- TASK TO CARRY OUT -
Print the records below word for word, but leave out the pictures.

Dataset entries on figures:
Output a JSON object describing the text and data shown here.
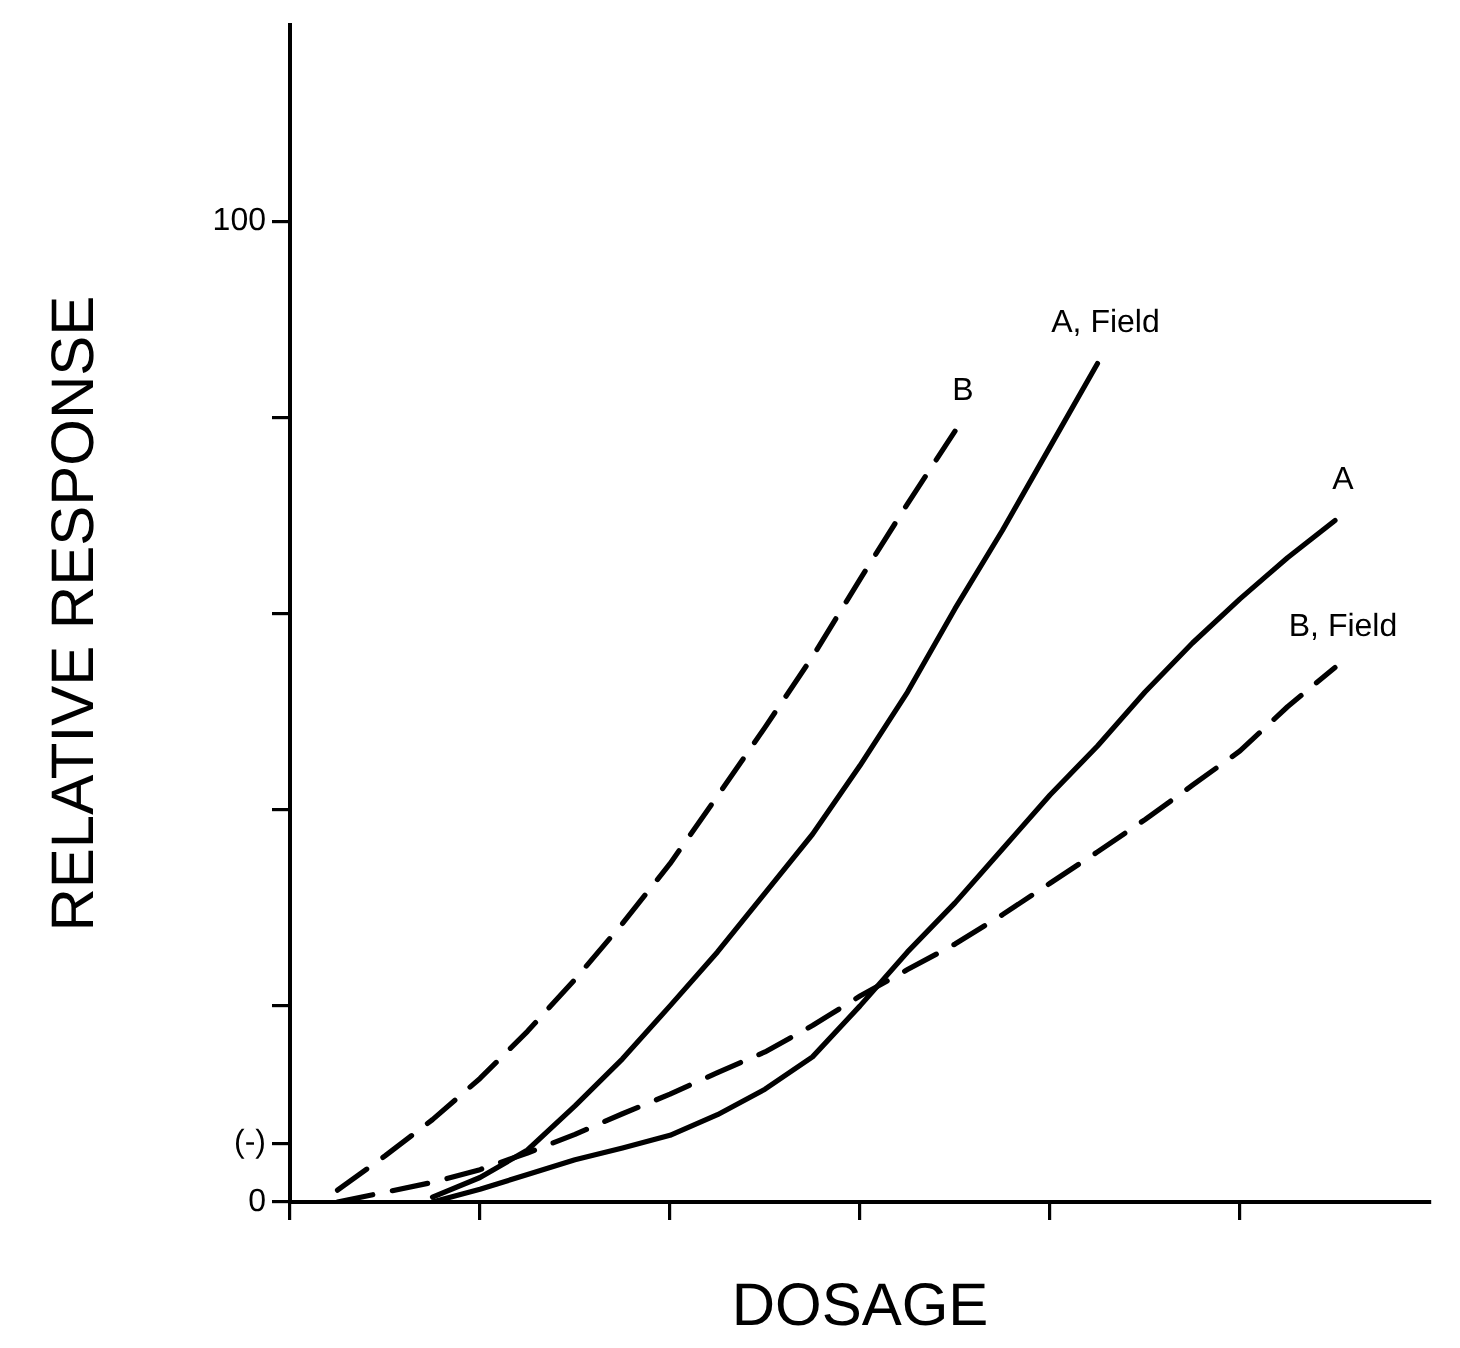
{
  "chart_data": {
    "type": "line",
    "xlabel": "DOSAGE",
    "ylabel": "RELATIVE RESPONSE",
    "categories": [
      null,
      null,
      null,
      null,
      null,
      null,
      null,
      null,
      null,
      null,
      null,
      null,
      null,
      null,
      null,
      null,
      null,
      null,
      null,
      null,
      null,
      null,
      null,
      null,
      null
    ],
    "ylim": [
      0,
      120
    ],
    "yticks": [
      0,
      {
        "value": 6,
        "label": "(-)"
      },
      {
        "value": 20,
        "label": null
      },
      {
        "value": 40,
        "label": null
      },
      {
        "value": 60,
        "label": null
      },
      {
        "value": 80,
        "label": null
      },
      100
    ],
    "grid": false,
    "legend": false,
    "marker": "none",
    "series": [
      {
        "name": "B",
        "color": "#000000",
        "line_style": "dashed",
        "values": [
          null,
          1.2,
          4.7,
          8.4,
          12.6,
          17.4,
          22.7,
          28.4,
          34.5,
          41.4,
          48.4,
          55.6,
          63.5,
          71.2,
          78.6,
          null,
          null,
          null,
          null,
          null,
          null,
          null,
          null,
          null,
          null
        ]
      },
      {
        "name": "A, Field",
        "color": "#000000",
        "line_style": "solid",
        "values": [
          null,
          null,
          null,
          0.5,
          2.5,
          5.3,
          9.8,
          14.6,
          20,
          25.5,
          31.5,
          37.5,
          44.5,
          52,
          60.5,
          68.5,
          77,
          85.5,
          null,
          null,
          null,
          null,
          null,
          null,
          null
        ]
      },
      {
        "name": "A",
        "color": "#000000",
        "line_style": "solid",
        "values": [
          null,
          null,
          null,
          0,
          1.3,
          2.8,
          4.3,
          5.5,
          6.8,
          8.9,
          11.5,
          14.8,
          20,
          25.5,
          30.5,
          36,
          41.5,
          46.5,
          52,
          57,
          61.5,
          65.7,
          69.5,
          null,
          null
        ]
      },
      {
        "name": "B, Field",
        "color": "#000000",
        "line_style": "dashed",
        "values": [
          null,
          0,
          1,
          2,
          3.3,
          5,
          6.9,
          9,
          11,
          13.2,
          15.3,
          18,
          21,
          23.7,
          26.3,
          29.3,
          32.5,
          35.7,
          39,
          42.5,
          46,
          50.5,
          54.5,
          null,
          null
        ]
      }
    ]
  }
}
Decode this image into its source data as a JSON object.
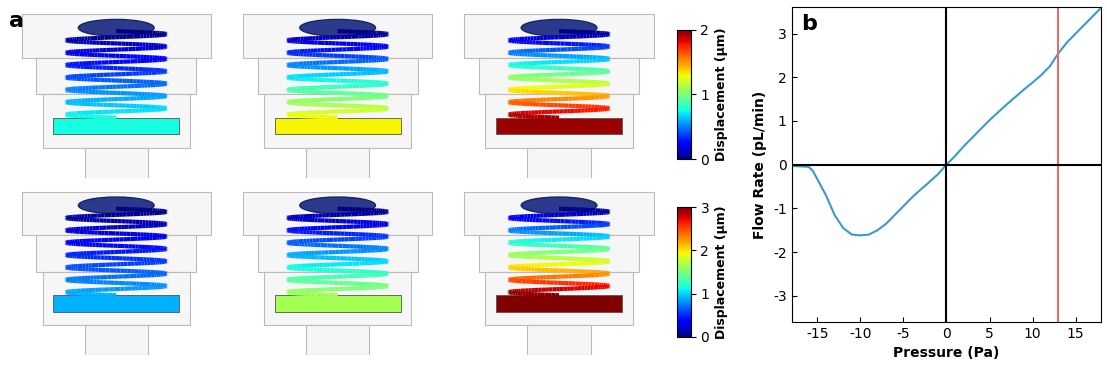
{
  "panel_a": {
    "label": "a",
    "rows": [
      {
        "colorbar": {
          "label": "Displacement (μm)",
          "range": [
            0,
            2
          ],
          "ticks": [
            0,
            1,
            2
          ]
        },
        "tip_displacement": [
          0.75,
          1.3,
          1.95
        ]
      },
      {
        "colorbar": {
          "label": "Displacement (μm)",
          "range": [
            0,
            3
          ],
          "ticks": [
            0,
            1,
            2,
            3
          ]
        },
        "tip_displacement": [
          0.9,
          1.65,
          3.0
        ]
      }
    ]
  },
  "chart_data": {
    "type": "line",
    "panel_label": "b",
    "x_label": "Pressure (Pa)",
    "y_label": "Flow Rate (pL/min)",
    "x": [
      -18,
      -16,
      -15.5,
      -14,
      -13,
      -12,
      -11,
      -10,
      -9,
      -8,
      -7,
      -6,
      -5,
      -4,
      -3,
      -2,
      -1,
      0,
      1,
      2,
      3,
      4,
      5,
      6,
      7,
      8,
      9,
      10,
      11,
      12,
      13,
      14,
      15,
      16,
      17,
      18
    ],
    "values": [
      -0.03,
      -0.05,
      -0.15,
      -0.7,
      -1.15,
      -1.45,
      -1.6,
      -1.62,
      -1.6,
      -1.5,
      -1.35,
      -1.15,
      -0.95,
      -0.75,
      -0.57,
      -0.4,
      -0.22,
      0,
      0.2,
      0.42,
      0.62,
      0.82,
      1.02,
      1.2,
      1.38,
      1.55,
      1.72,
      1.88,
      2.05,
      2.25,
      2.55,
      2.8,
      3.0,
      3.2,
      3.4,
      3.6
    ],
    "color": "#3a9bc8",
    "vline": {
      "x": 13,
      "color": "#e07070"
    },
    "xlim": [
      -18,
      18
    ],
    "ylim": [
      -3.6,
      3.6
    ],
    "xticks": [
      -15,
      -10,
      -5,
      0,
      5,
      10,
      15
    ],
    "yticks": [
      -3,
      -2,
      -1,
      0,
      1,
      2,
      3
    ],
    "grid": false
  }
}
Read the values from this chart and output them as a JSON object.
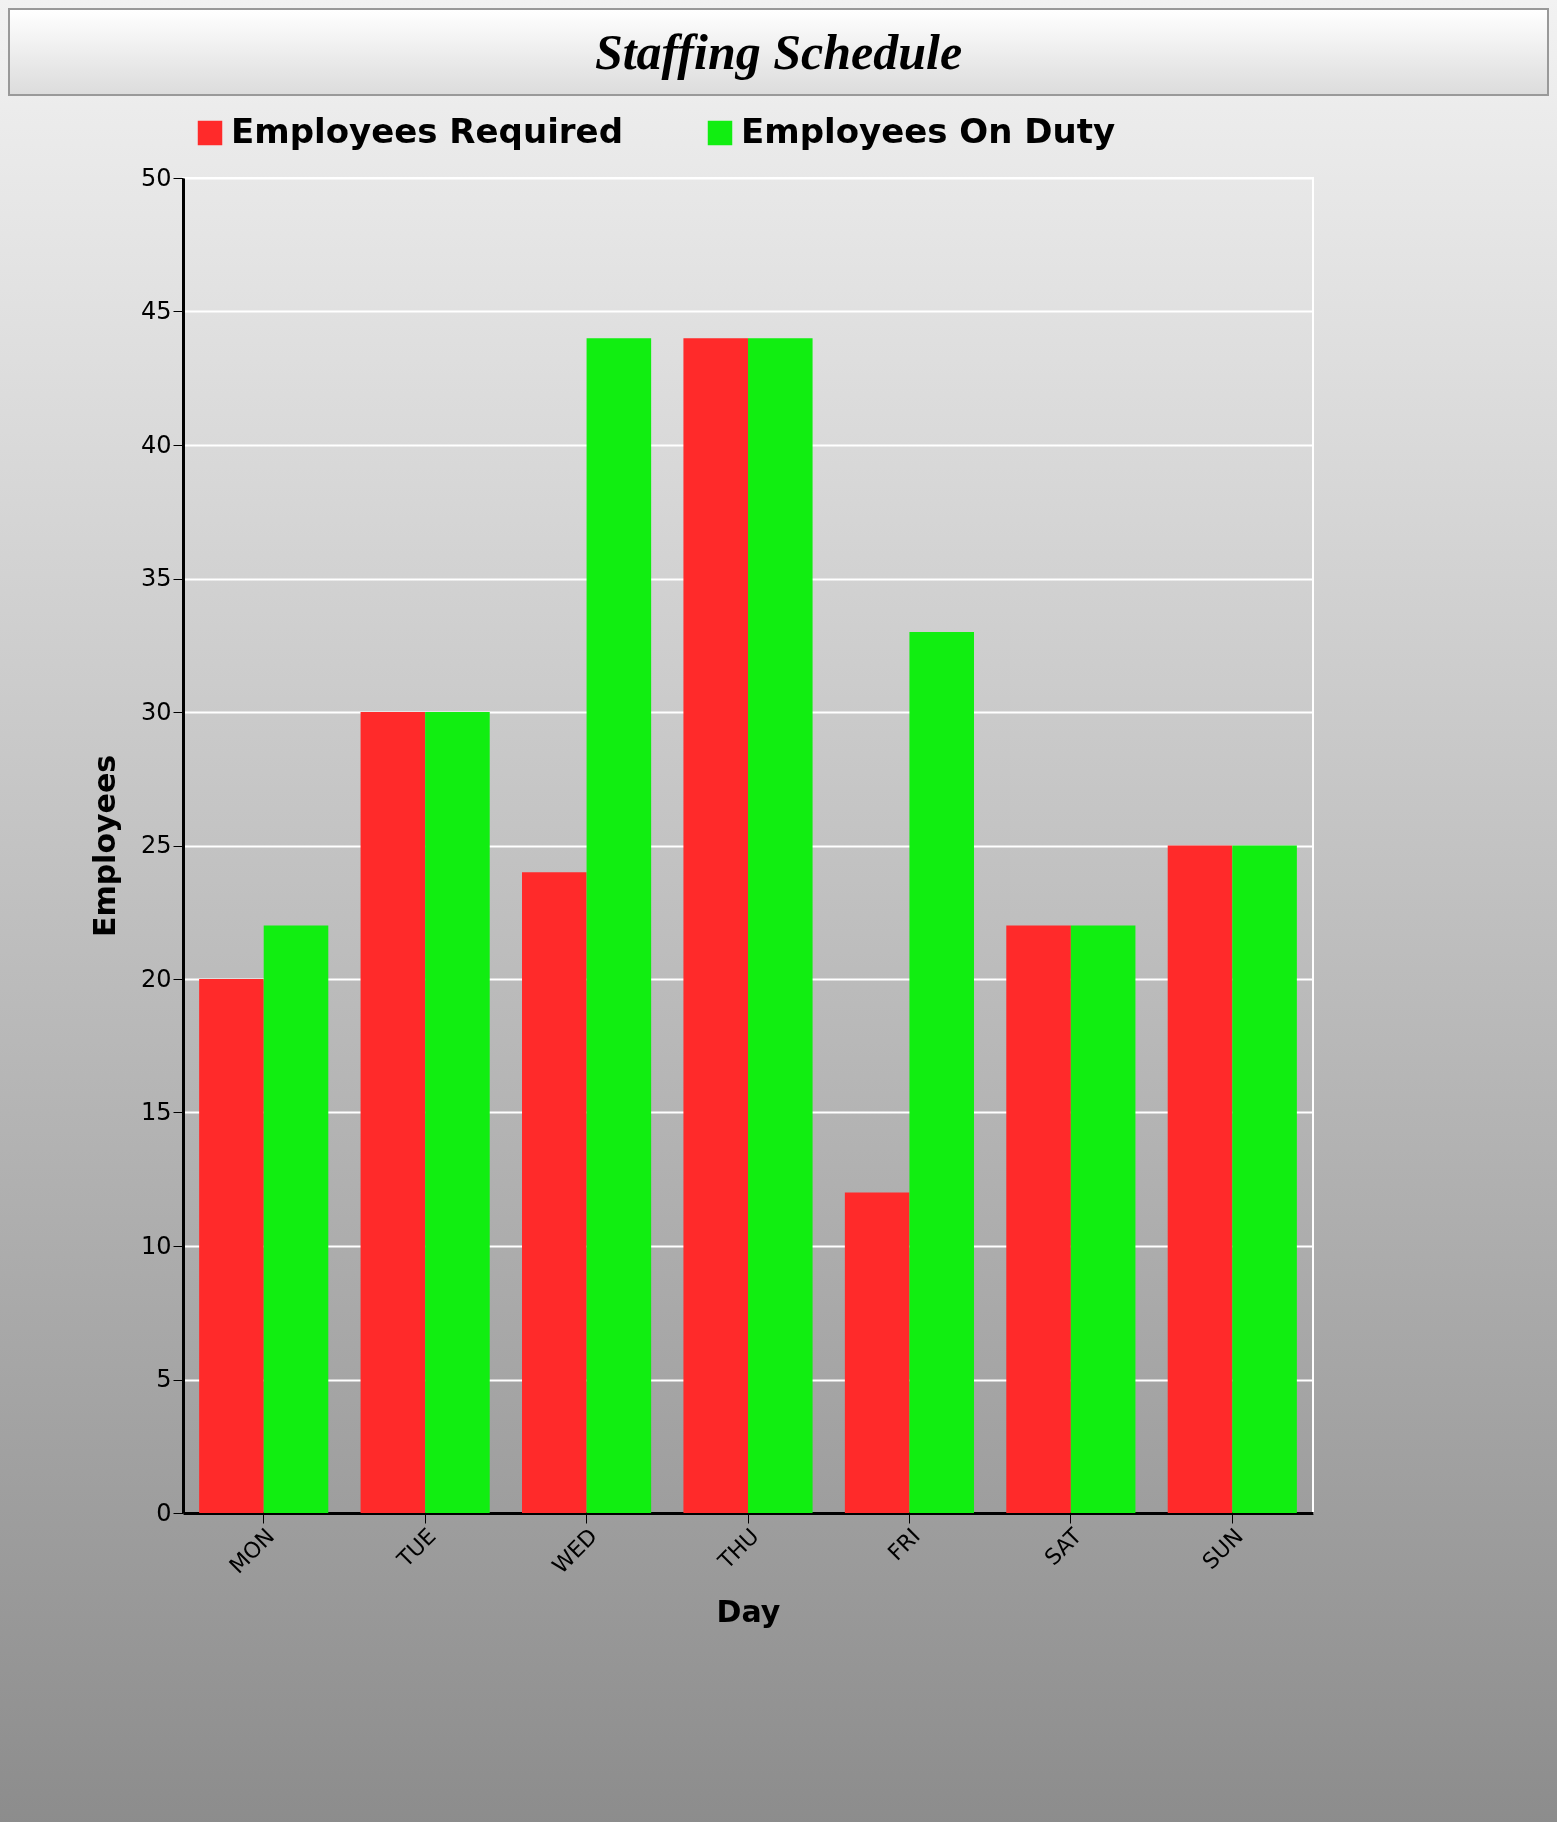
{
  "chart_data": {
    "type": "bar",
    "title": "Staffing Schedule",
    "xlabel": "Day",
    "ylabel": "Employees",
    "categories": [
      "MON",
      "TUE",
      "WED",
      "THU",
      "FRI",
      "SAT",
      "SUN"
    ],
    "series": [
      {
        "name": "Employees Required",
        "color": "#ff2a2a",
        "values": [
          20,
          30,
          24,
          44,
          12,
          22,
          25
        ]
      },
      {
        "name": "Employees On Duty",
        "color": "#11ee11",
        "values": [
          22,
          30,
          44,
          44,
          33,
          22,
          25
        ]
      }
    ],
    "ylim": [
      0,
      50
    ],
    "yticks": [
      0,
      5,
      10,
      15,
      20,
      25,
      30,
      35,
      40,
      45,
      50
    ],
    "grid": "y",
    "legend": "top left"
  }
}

- PROBLEM SOLUTION -
Output a JSON object describing the text and data shown here.
{
  "chart_data": {
    "type": "line",
    "xlabel": "DOSAGE",
    "ylabel": "RELATIVE RESPONSE",
    "categories": [
      null,
      null,
      null,
      null,
      null,
      null,
      null,
      null,
      null,
      null,
      null,
      null,
      null,
      null,
      null,
      null,
      null,
      null,
      null,
      null,
      null,
      null,
      null,
      null,
      null
    ],
    "ylim": [
      0,
      120
    ],
    "yticks": [
      0,
      {
        "value": 6,
        "label": "(-)"
      },
      {
        "value": 20,
        "label": null
      },
      {
        "value": 40,
        "label": null
      },
      {
        "value": 60,
        "label": null
      },
      {
        "value": 80,
        "label": null
      },
      100
    ],
    "grid": false,
    "legend": false,
    "marker": "none",
    "series": [
      {
        "name": "B",
        "color": "#000000",
        "line_style": "dashed",
        "values": [
          null,
          1.2,
          4.7,
          8.4,
          12.6,
          17.4,
          22.7,
          28.4,
          34.5,
          41.4,
          48.4,
          55.6,
          63.5,
          71.2,
          78.6,
          null,
          null,
          null,
          null,
          null,
          null,
          null,
          null,
          null,
          null
        ]
      },
      {
        "name": "A, Field",
        "color": "#000000",
        "line_style": "solid",
        "values": [
          null,
          null,
          null,
          0.5,
          2.5,
          5.3,
          9.8,
          14.6,
          20,
          25.5,
          31.5,
          37.5,
          44.5,
          52,
          60.5,
          68.5,
          77,
          85.5,
          null,
          null,
          null,
          null,
          null,
          null,
          null
        ]
      },
      {
        "name": "A",
        "color": "#000000",
        "line_style": "solid",
        "values": [
          null,
          null,
          null,
          0,
          1.3,
          2.8,
          4.3,
          5.5,
          6.8,
          8.9,
          11.5,
          14.8,
          20,
          25.5,
          30.5,
          36,
          41.5,
          46.5,
          52,
          57,
          61.5,
          65.7,
          69.5,
          null,
          null
        ]
      },
      {
        "name": "B, Field",
        "color": "#000000",
        "line_style": "dashed",
        "values": [
          null,
          0,
          1,
          2,
          3.3,
          5,
          6.9,
          9,
          11,
          13.2,
          15.3,
          18,
          21,
          23.7,
          26.3,
          29.3,
          32.5,
          35.7,
          39,
          42.5,
          46,
          50.5,
          54.5,
          null,
          null
        ]
      }
    ]
  }
}
Decode this image into its source data as a JSON object.
{
  "panel_a": {
    "label": "a",
    "rows": [
      {
        "colorbar": {
          "label": "Displacement (μm)",
          "range": [
            0,
            2
          ],
          "ticks": [
            0,
            1,
            2
          ]
        },
        "tip_displacement": [
          0.75,
          1.3,
          1.95
        ]
      },
      {
        "colorbar": {
          "label": "Displacement (μm)",
          "range": [
            0,
            3
          ],
          "ticks": [
            0,
            1,
            2,
            3
          ]
        },
        "tip_displacement": [
          0.9,
          1.65,
          3.0
        ]
      }
    ]
  },
  "chart_data": {
    "type": "line",
    "panel_label": "b",
    "x_label": "Pressure (Pa)",
    "y_label": "Flow Rate (pL/min)",
    "x": [
      -18,
      -16,
      -15.5,
      -14,
      -13,
      -12,
      -11,
      -10,
      -9,
      -8,
      -7,
      -6,
      -5,
      -4,
      -3,
      -2,
      -1,
      0,
      1,
      2,
      3,
      4,
      5,
      6,
      7,
      8,
      9,
      10,
      11,
      12,
      13,
      14,
      15,
      16,
      17,
      18
    ],
    "values": [
      -0.03,
      -0.05,
      -0.15,
      -0.7,
      -1.15,
      -1.45,
      -1.6,
      -1.62,
      -1.6,
      -1.5,
      -1.35,
      -1.15,
      -0.95,
      -0.75,
      -0.57,
      -0.4,
      -0.22,
      0,
      0.2,
      0.42,
      0.62,
      0.82,
      1.02,
      1.2,
      1.38,
      1.55,
      1.72,
      1.88,
      2.05,
      2.25,
      2.55,
      2.8,
      3.0,
      3.2,
      3.4,
      3.6
    ],
    "color": "#3a9bc8",
    "vline": {
      "x": 13,
      "color": "#e07070"
    },
    "xlim": [
      -18,
      18
    ],
    "ylim": [
      -3.6,
      3.6
    ],
    "xticks": [
      -15,
      -10,
      -5,
      0,
      5,
      10,
      15
    ],
    "yticks": [
      -3,
      -2,
      -1,
      0,
      1,
      2,
      3
    ],
    "grid": false
  }
}
Read the values from this chart and output them as a JSON object.
{
  "chart_data": {
    "type": "bar",
    "title": "Staffing Schedule",
    "xlabel": "Day",
    "ylabel": "Employees",
    "categories": [
      "MON",
      "TUE",
      "WED",
      "THU",
      "FRI",
      "SAT",
      "SUN"
    ],
    "series": [
      {
        "name": "Employees Required",
        "color": "#ff2a2a",
        "values": [
          20,
          30,
          24,
          44,
          12,
          22,
          25
        ]
      },
      {
        "name": "Employees On Duty",
        "color": "#11ee11",
        "values": [
          22,
          30,
          44,
          44,
          33,
          22,
          25
        ]
      }
    ],
    "ylim": [
      0,
      50
    ],
    "yticks": [
      0,
      5,
      10,
      15,
      20,
      25,
      30,
      35,
      40,
      45,
      50
    ],
    "grid": "y",
    "legend": "top left"
  }
}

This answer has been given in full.